━━━━━ MATERIAL SUPPLIED

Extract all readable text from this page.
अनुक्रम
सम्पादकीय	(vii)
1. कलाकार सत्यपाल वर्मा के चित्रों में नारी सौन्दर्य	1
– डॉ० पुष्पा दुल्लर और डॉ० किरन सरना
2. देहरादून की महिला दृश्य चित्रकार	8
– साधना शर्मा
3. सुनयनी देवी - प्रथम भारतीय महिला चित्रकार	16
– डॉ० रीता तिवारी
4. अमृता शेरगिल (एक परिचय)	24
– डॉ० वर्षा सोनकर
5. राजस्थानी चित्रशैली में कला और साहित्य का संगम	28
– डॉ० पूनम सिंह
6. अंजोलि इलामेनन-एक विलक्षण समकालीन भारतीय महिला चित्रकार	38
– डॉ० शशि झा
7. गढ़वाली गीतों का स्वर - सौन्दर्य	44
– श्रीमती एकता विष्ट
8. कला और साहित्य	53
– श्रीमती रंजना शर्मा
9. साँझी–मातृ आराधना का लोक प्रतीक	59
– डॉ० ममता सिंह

━━━━━━━━━━

Make an exact copy of every entry.

Extract all readable text from this page.
अनुक्रम
सम्पादकीय	(vii)
1. कलाकार सत्यपाल वर्मा के चित्रों में नारी सौन्दर्य	1
– डॉ० पुष्पा दुल्लर और डॉ० किरन सरना
2. देहरादून की महिला दृश्य चित्रकार	8
– साधना शर्मा
3. सुनयनी देवी - प्रथम भारतीय महिला चित्रकार	16
– डॉ० रीता तिवारी
4. अमृता शेरगिल (एक परिचय)	24
– डॉ० वर्षा सोनकर
5. राजस्थानी चित्रशैली में कला और साहित्य का संगम	28
– डॉ० पूनम सिंह
6. अंजोलि इलामेनन-एक विलक्षण समकालीन भारतीय महिला चित्रकार	38
– डॉ० शशि झा
7. गढ़वाली गीतों का स्वर - सौन्दर्य	44
– श्रीमती एकता विष्ट
8. कला और साहित्य	53
– श्रीमती रंजना शर्मा
9. साँझी–मातृ आराधना का लोक प्रतीक	59
– डॉ० ममता सिंह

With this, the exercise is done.